About this task: Give the number of lines in the data that hold the string "Syndrome". Nothing else is needed.
[Data records — start]
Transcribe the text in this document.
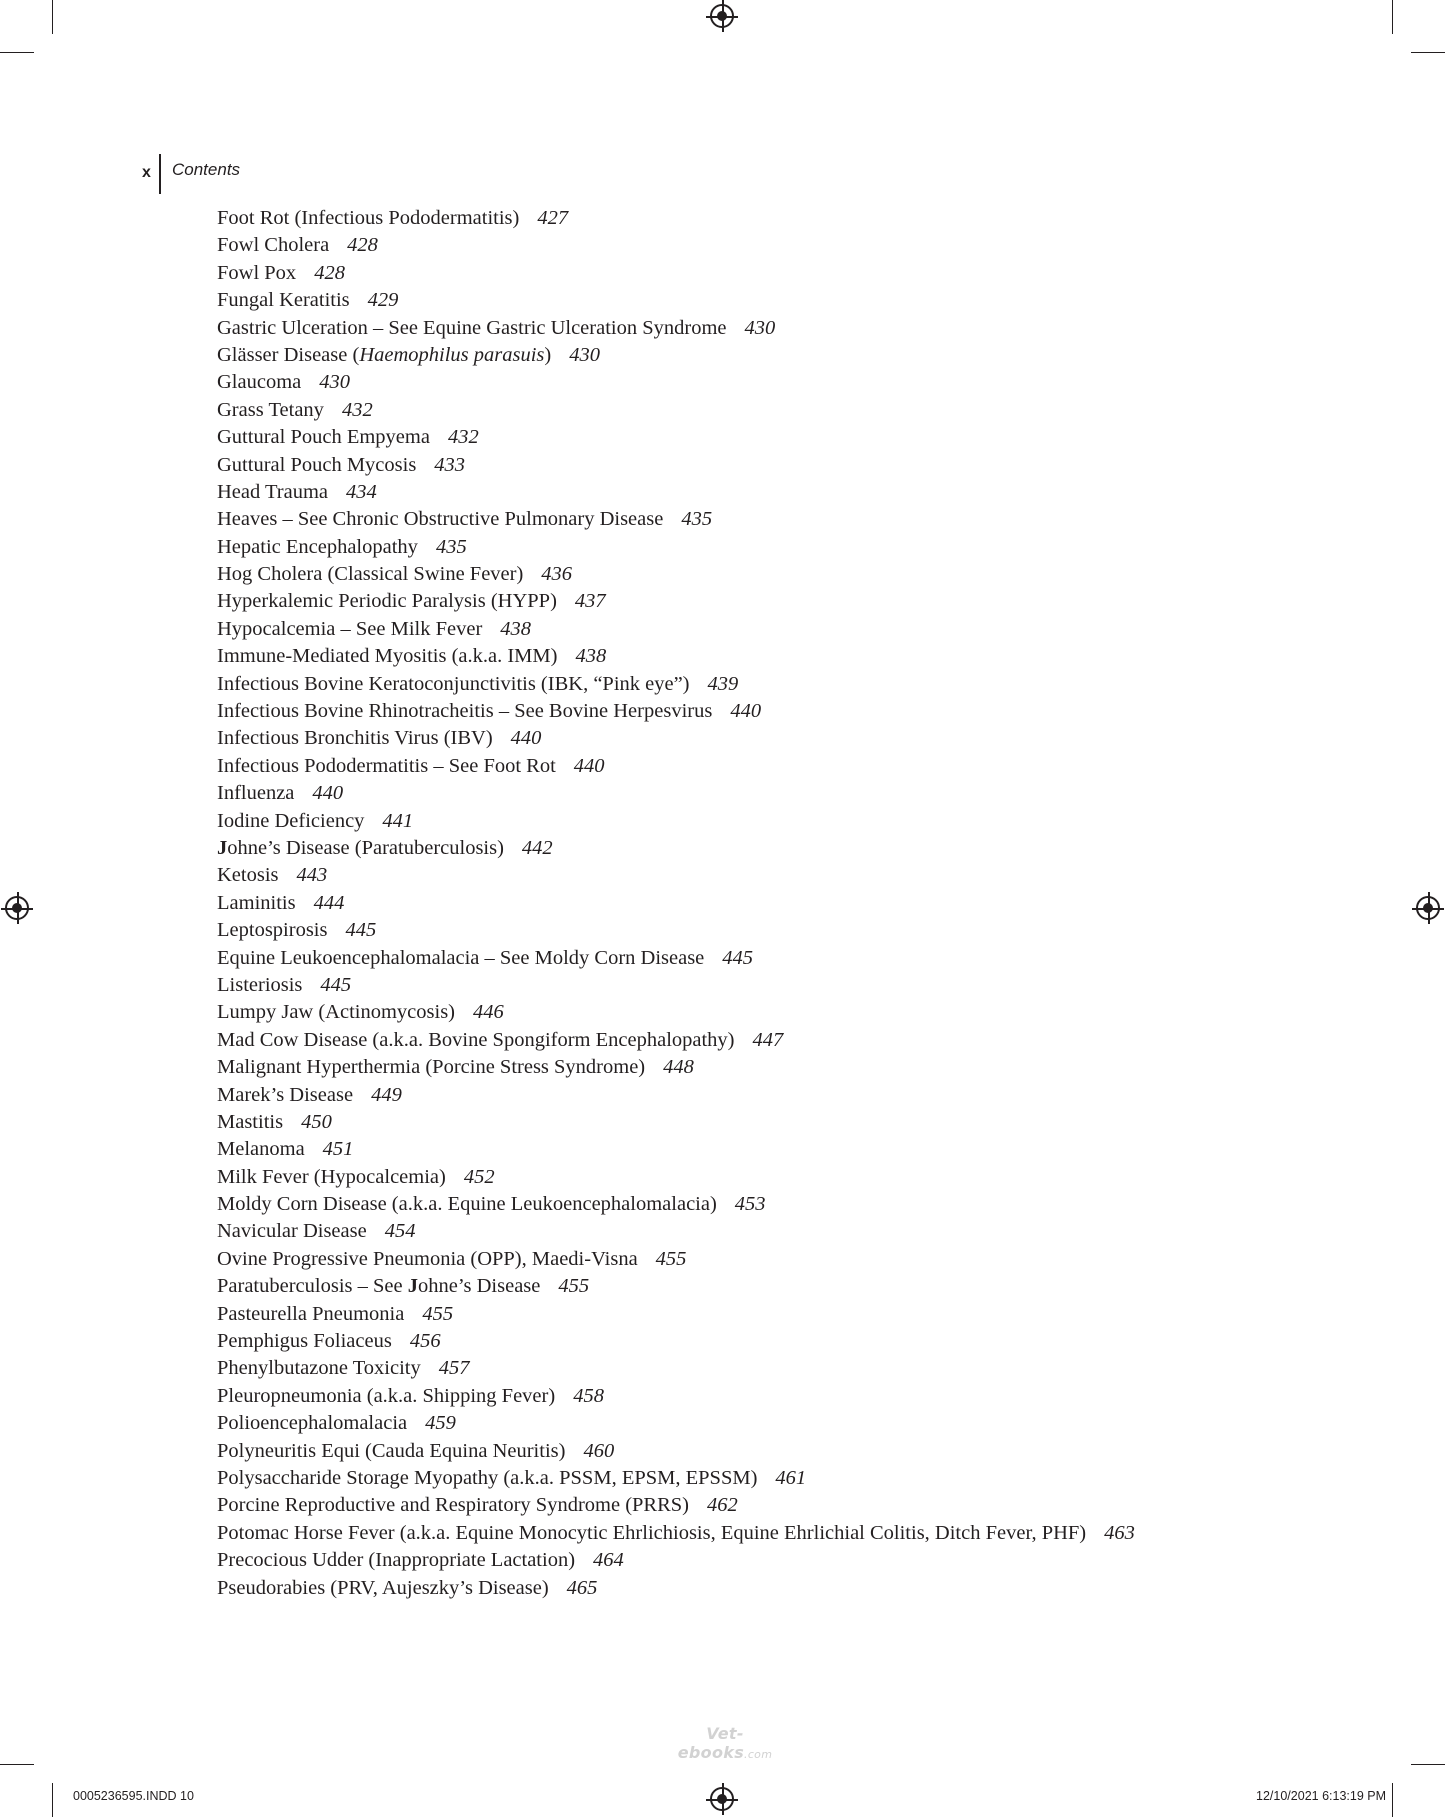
x Contents
Foot Rot (Infectious Pododermatitis) 427
Fowl Cholera 428
Fowl Pox 428
Fungal Keratitis 429
Gastric Ulceration – See Equine Gastric Ulceration Syndrome 430
Glässer Disease (Haemophilus parasuis) 430
Glaucoma 430
Grass Tetany 432
Guttural Pouch Empyema 432
Guttural Pouch Mycosis 433
Head Trauma 434
Heaves – See Chronic Obstructive Pulmonary Disease 435
Hepatic Encephalopathy 435
Hog Cholera (Classical Swine Fever) 436
Hyperkalemic Periodic Paralysis (HYPP) 437
Hypocalcemia – See Milk Fever 438
Immune-Mediated Myositis (a.k.a. IMM) 438
Infectious Bovine Keratoconjunctivitis (IBK, “Pink eye”) 439
Infectious Bovine Rhinotracheitis – See Bovine Herpesvirus 440
Infectious Bronchitis Virus (IBV) 440
Infectious Pododermatitis – See Foot Rot 440
Influenza 440
Iodine Deficiency 441
Johne’s Disease (Paratuberculosis) 442
Ketosis 443
Laminitis 444
Leptospirosis 445
Equine Leukoencephalomalacia – See Moldy Corn Disease 445
Listeriosis 445
Lumpy Jaw (Actinomycosis) 446
Mad Cow Disease (a.k.a. Bovine Spongiform Encephalopathy) 447
Malignant Hyperthermia (Porcine Stress Syndrome) 448
Marek’s Disease 449
Mastitis 450
Melanoma 451
Milk Fever (Hypocalcemia) 452
Moldy Corn Disease (a.k.a. Equine Leukoencephalomalacia) 453
Navicular Disease 454
Ovine Progressive Pneumonia (OPP), Maedi-Visna 455
Paratuberculosis – See Johne’s Disease 455
Pasteurella Pneumonia 455
Pemphigus Foliaceus 456
Phenylbutazone Toxicity 457
Pleuropneumonia (a.k.a. Shipping Fever) 458
Polioencephalomalacia 459
Polyneuritis Equi (Cauda Equina Neuritis) 460
Polysaccharide Storage Myopathy (a.k.a. PSSM, EPSM, EPSSM) 461
Porcine Reproductive and Respiratory Syndrome (PRRS) 462
Potomac Horse Fever (a.k.a. Equine Monocytic Ehrlichiosis, Equine Ehrlichial Colitis, Ditch Fever, PHF) 463
Precocious Udder (Inappropriate Lactation) 464
Pseudorabies (PRV, Aujeszky’s Disease) 465
Vet-ebooks.com
0005236595.INDD 10	12/10/2021 6:13:19 PM
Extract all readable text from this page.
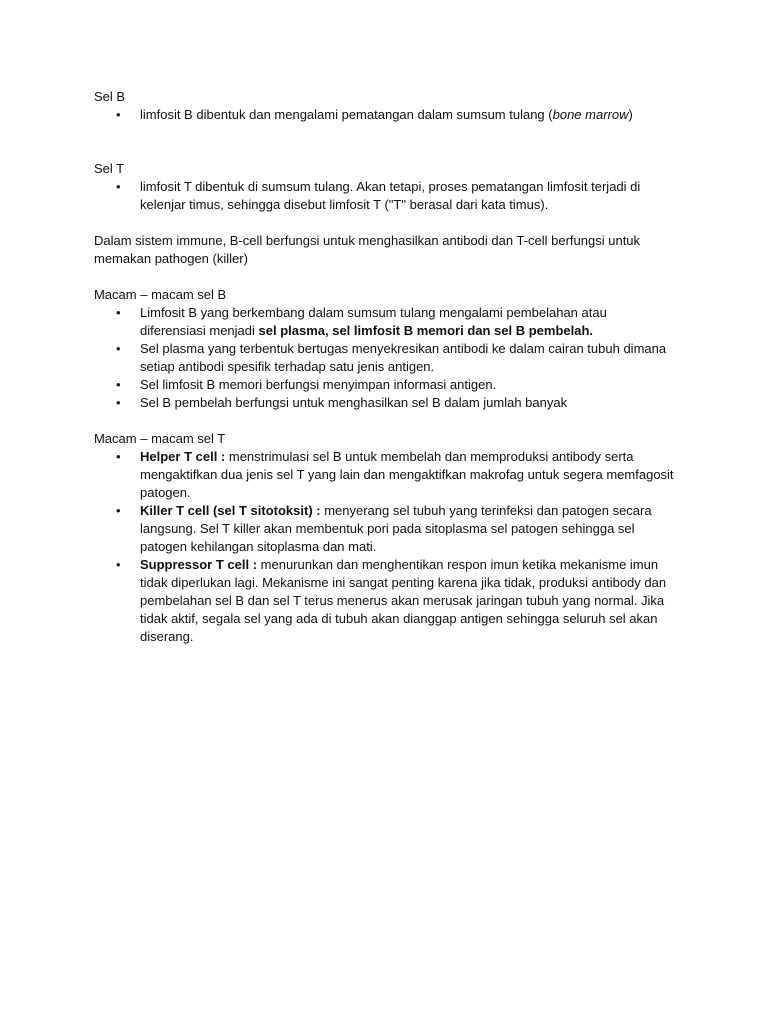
Sel B
• limfosit B dibentuk dan mengalami pematangan dalam sumsum tulang (bone marrow)
Sel T
• limfosit T dibentuk di sumsum tulang. Akan tetapi, proses pematangan limfosit terjadi di kelenjar timus, sehingga disebut limfosit T ("T" berasal dari kata timus).

Dalam sistem immune, B-cell berfungsi untuk menghasilkan antibodi dan T-cell berfungsi untuk memakan pathogen (killer)

Macam – macam sel B
• Limfosit B yang berkembang dalam sumsum tulang mengalami pembelahan atau diferensiasi menjadi sel plasma, sel limfosit B memori dan sel B pembelah.
• Sel plasma yang terbentuk bertugas menyekresikan antibodi ke dalam cairan tubuh dimana setiap antibodi spesifik terhadap satu jenis antigen.
• Sel limfosit B memori berfungsi menyimpan informasi antigen.
• Sel B pembelah berfungsi untuk menghasilkan sel B dalam jumlah banyak
Macam – macam sel T
• Helper T cell : menstrimulasi sel B untuk membelah dan memproduksi antibody serta mengaktifkan dua jenis sel T yang lain dan mengaktifkan makrofag untuk segera memfagosit patogen.
• Killer T cell (sel T sitotoksit) : menyerang sel tubuh yang terinfeksi dan patogen secara langsung. Sel T killer akan membentuk pori pada sitoplasma sel patogen sehingga sel patogen kehilangan sitoplasma dan mati.
• Suppressor T cell : menurunkan dan menghentikan respon imun ketika mekanisme imun tidak diperlukan lagi. Mekanisme ini sangat penting karena jika tidak, produksi antibody dan pembelahan sel B dan sel T terus menerus akan merusak jaringan tubuh yang normal. Jika tidak aktif, segala sel yang ada di tubuh akan dianggap antigen sehingga seluruh sel akan diserang.
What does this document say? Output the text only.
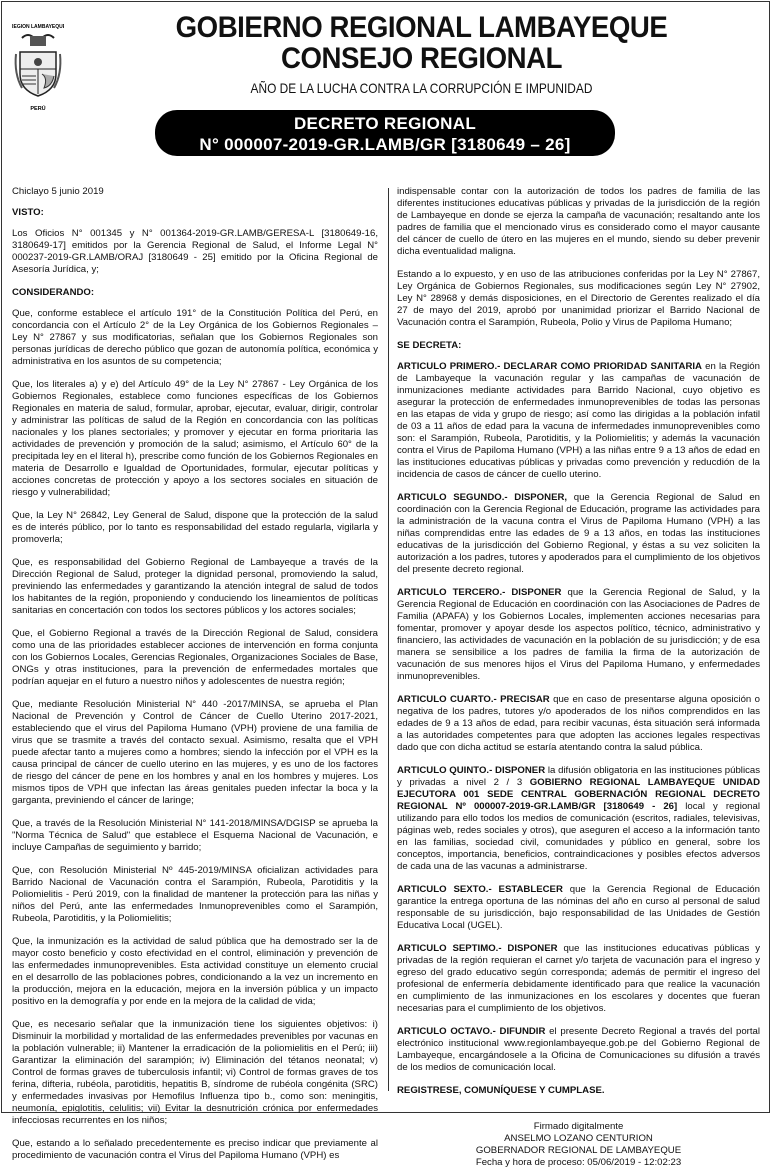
REGION LAMBAYEQUE
PERÚ
GOBIERNO REGIONAL LAMBAYEQUE
CONSEJO REGIONAL
AÑO DE LA LUCHA CONTRA LA CORRUPCIÓN E IMPUNIDAD
DECRETO REGIONAL
N° 000007-2019-GR.LAMB/GR [3180649 – 26]

Chiclayo 5 junio 2019

VISTO:

Los Oficios N° 001345 y N° 001364-2019-GR.LAMB/GERESA-L [3180649-16, 3180649-17] emitidos por la Gerencia Regional de Salud, el Informe Legal N° 000237-2019-GR.LAMB/ORAJ [3180649 - 25] emitido por la Oficina Regional de Asesoría Jurídica, y;

CONSIDERANDO:

Que, conforme establece el artículo 191° de la Constitución Política del Perú, en concordancia con el Artículo 2° de la Ley Orgánica de los Gobiernos Regionales – Ley N° 27867 y sus modificatorias, señalan que los Gobiernos Regionales son personas jurídicas de derecho público que gozan de autonomía política, económica y administrativa en los asuntos de su competencia;

Que, los literales a) y e) del Artículo 49° de la Ley N° 27867 - Ley Orgánica de los Gobiernos Regionales, establece como funciones específicas de los Gobiernos Regionales en materia de salud, formular, aprobar, ejecutar, evaluar, dirigir, controlar y administrar las políticas de salud de la Región en concordancia con las políticas nacionales y los planes sectoriales; y promover y ejecutar en forma prioritaria las actividades de prevención y promoción de la salud; asimismo, el Artículo 60° de la precipitada ley en el literal h), prescribe como función de los Gobiernos Regionales en materia de Desarrollo e Igualdad de Oportunidades, formular, ejecutar políticas y acciones concretas de protección y apoyo a los sectores sociales en situación de riesgo y vulnerabilidad;

Que, la Ley N° 26842, Ley General de Salud, dispone que la protección de la salud es de interés público, por lo tanto es responsabilidad del estado regularla, vigilarla y promoverla;

Que, es responsabilidad del Gobierno Regional de Lambayeque a través de la Dirección Regional de Salud, proteger la dignidad personal, promoviendo la salud, previniendo las enfermedades y garantizando la atención integral de salud de todos los habitantes de la región, proponiendo y conduciendo los lineamientos de políticas sanitarias en concertación con todos los sectores públicos y los actores sociales;

Que, el Gobierno Regional a través de la Dirección Regional de Salud, considera como una de las prioridades establecer acciones de intervención en forma conjunta con los Gobiernos Locales, Gerencias Regionales, Organizaciones Sociales de Base, ONGs y otras instituciones, para la prevención de enfermedades mortales que podrían aquejar en el futuro a nuestro niños y adolescentes de nuestra región;

Que, mediante Resolución Ministerial N° 440 -2017/MINSA, se aprueba el Plan Nacional de Prevención y Control de Cáncer de Cuello Uterino 2017-2021, estableciendo que el virus del Papiloma Humano (VPH) proviene de una familia de virus que se trasmite a través del contacto sexual. Asimismo, resalta que el VPH puede afectar tanto a mujeres como a hombres; siendo la infección por el VPH es la causa principal de cáncer de cuello uterino en las mujeres, y es uno de los factores de riesgo del cáncer de pene en los hombres y anal en los hombres y mujeres. Los mismos tipos de VPH que infectan las áreas genitales pueden infectar la boca y la garganta, previniendo el cáncer de laringe;

Que, a través de la Resolución Ministerial N° 141-2018/MINSA/DGISP se aprueba la "Norma Técnica de Salud" que establece el Esquema Nacional de Vacunación, e incluye Campañas de seguimiento y barrido;

Que, con Resolución Ministerial Nº 445-2019/MINSA oficializan actividades para Barrido Nacional de Vacunación contra el Sarampión, Rubeola, Parotiditis y la Poliomielitis - Perú 2019, con la finalidad de mantener la protección para las niñas y niños del Perú, ante las enfermedades Inmunoprevenibles como el Sarampión, Rubeola, Parotiditis, y la Poliomielitis;

Que, la inmunización es la actividad de salud pública que ha demostrado ser la de mayor costo beneficio y costo efectividad en el control, eliminación y prevención de las enfermedades inmunoprevenibles. Esta actividad constituye un elemento crucial en el desarrollo de las poblaciones pobres, condicionando a la vez un incremento en la producción, mejora en la educación, mejora en la inversión pública y un impacto positivo en la demografía y por ende en la mejora de la calidad de vida;

Que, es necesario señalar que la inmunización tiene los siguientes objetivos: i) Disminuir la morbilidad y mortalidad de las enfermedades prevenibles por vacunas en la población vulnerable; ii) Mantener la erradicación de la poliomielitis en el Perú; iii) Garantizar la eliminación del sarampión; iv) Eliminación del tétanos neonatal; v) Control de formas graves de tuberculosis infantil; vi) Control de formas graves de tos ferina, difteria, rubéola, parotiditis, hepatitis B, síndrome de rubéola congénita (SRC) y enfermedades invasivas por Hemofilus Influenza tipo b., como son: meningitis, neumonía, epiglotitis, celulitis; vii) Evitar la desnutrición crónica por enfermedades infecciosas recurrentes en los niños;

Que, estando a lo señalado precedentemente es preciso indicar que previamente al procedimiento de vacunación contra el Virus del Papiloma Humano (VPH) es

indispensable contar con la autorización de todos los padres de familia de las diferentes instituciones educativas públicas y privadas de la jurisdicción de la región de Lambayeque en donde se ejerza la campaña de vacunación; resaltando ante los padres de familia que el mencionado virus es considerado como el mayor causante del cáncer de cuello de útero en las mujeres en el mundo, siendo su deber prevenir dicha eventualidad maligna.

Estando a lo expuesto, y en uso de las atribuciones conferidas por la Ley N° 27867, Ley Orgánica de Gobiernos Regionales, sus modificaciones según Ley N° 27902, Ley N° 28968 y demás disposiciones, en el Directorio de Gerentes realizado el día 27 de mayo del 2019, aprobó por unanimidad priorizar el Barrido Nacional de Vacunación contra el Sarampión, Rubeola, Polio y Virus de Papiloma Humano;

SE DECRETA:

ARTICULO PRIMERO.- DECLARAR COMO PRIORIDAD SANITARIA en la Región de Lambayeque la vacunación regular y las campañas de vacunación de inmunizaciones mediante actividades para Barrido Nacional, cuyo objetivo es asegurar la protección de enfermedades inmunoprevenibles de todas las personas en las etapas de vida y grupo de riesgo; así como las dirigidas a la población infatil de 03 a 11 años de edad para la vacuna de infermedades inmunoprevenibles como son: el Sarampión, Rubeola, Parotiditis, y la Poliomielitis; y además la vacunación contra el Virus de Papiloma Humano (VPH) a las niñas entre 9 a 13 años de edad en las instituciones educativas públicas y privadas como prevención y reducdión de la incidencia de casos de cáncer de cuello uterino.

ARTICULO SEGUNDO.- DISPONER, que la Gerencia Regional de Salud en coordinación con la Gerencia Regional de Educación, programe las actividades para la administración de la vacuna contra el Virus de Papiloma Humano (VPH) a las niñas comprendidas entre las edades de 9 a 13 años, en todas las instituciones educativas de la jurisdicción del Gobierno Regional, y éstas a su vez soliciten la autorización a los padres, tutores y apoderados para el cumplimiento de los objetivos del presente decreto regional.

ARTICULO TERCERO.- DISPONER que la Gerencia Regional de Salud, y la Gerencia Regional de Educación en coordinación con las Asociaciones de Padres de Familia (APAFA) y los Gobiernos Locales, implementen acciones necesarias para fomentar, promover y apoyar desde los aspectos político, técnico, administrativo y financiero, las actividades de vacunación en la población de su jurisdicción; y de esa manera se sensibilice a los padres de familia la firma de la autorización de vacunación de sus menores hijos el Virus del Papiloma Humano, y enfermedades inmunoprevenibles.

ARTICULO CUARTO.- PRECISAR que en caso de presentarse alguna oposición o negativa de los padres, tutores y/o apoderados de los niños comprendidos en las edades de 9 a 13 años de edad, para recibir vacunas, ésta situación será informada a las autoridades competentes para que adopten las acciones legales respectivas dado que con dicha actitud se estaría atentando contra la salud pública.

ARTICULO QUINTO.- DISPONER la difusión obligatoria en las instituciones públicas y privadas a nivel 2 / 3 GOBIERNO REGIONAL LAMBAYEQUE UNIDAD EJECUTORA 001 SEDE CENTRAL GOBERNACIÓN REGIONAL DECRETO REGIONAL Nº 000007-2019-GR.LAMB/GR [3180649 - 26] local y regional utilizando para ello todos los medios de comunicación (escritos, radiales, televisivas, páginas web, redes sociales y otros), que aseguren el acceso a la información tanto en las familias, sociedad civil, comunidades y público en general, sobre los conceptos, importancia, beneficios, contraindicaciones y posibles efectos adversos de cada una de las vacunas a administrarse.

ARTICULO SEXTO.- ESTABLECER que la Gerencia Regional de Educación garantice la entrega oportuna de las nóminas del año en curso al personal de salud responsable de su jurisdicción, bajo responsabilidad de las Unidades de Gestión Educativa Local (UGEL).

ARTICULO SEPTIMO.- DISPONER que las instituciones educativas públicas y privadas de la región requieran el carnet y/o tarjeta de vacunación para el ingreso y egreso del grado educativo según corresponda; además de permitir el ingreso del profesional de enfermería debidamente identificado para que realice la vacunación en cumplimiento de las inmunizaciones en los escolares y docentes que fueran necesarias para el cumplimiento de los objetivos.

ARTICULO OCTAVO.- DIFUNDIR el presente Decreto Regional a través del portal electrónico institucional www.regionlambayeque.gob.pe del Gobierno Regional de Lambayeque, encargándosele a la Oficina de Comunicaciones su difusión a través de los medios de comunicación local.

REGISTRESE, COMUNÍQUESE Y CUMPLASE.

Firmado digitalmente
ANSELMO LOZANO CENTURION
GOBERNADOR REGIONAL DE LAMBAYEQUE
Fecha y hora de proceso: 05/06/2019 - 12:02:23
[Data records — finish]
Task answer: 3